** start **

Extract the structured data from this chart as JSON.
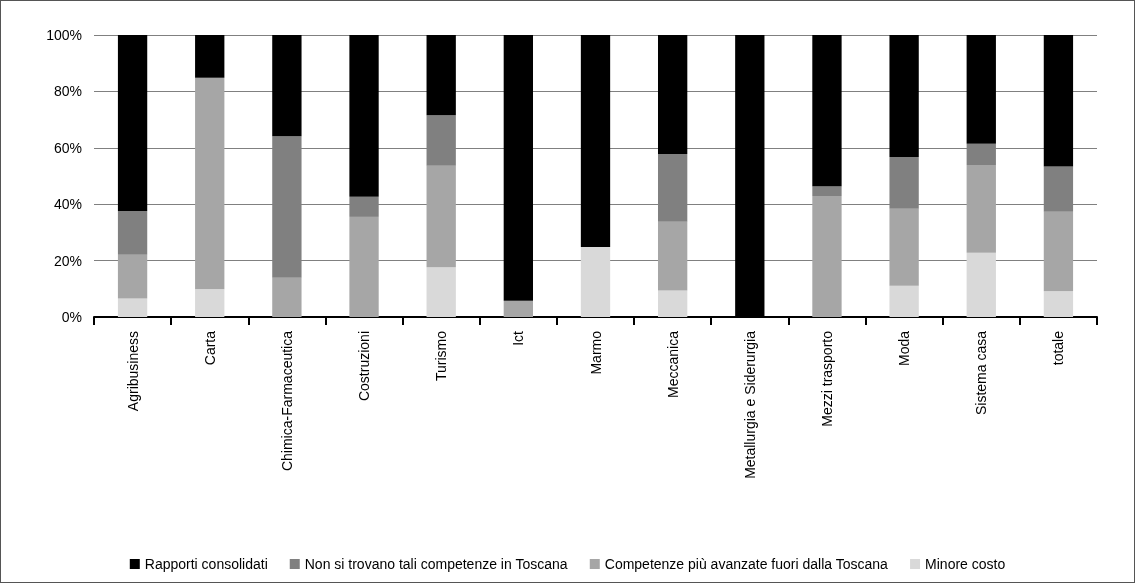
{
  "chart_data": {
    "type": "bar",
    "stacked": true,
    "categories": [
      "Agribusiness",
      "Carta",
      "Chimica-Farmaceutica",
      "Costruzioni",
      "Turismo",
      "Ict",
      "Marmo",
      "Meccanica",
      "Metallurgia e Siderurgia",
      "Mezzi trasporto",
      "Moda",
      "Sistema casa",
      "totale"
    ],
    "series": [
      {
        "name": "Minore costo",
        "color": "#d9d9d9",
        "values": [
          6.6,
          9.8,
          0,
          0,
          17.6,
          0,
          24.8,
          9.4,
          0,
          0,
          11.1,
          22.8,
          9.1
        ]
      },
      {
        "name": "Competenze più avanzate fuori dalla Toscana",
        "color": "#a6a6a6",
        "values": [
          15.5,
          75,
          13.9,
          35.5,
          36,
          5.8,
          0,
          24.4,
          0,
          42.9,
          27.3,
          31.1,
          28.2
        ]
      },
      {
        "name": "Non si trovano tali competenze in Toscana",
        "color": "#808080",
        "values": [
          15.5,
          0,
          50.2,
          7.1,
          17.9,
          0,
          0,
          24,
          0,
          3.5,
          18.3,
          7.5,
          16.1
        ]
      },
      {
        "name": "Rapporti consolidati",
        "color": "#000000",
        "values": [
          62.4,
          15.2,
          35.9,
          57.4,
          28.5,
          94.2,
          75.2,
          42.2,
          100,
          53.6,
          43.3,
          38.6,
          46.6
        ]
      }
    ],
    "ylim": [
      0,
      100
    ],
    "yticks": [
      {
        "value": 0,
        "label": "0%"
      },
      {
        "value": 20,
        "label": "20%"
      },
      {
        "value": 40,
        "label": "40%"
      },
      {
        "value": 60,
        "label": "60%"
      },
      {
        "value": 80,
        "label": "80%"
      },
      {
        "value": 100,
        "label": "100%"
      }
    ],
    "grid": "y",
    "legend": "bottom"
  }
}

** end **

▶ _Task statement_
Whichever lines contain the string "color", select and copy them.

▶ _Output_
        "color": "#d9d9d9",
        "color": "#a6a6a6",
        "color": "#808080",
        "color": "#000000",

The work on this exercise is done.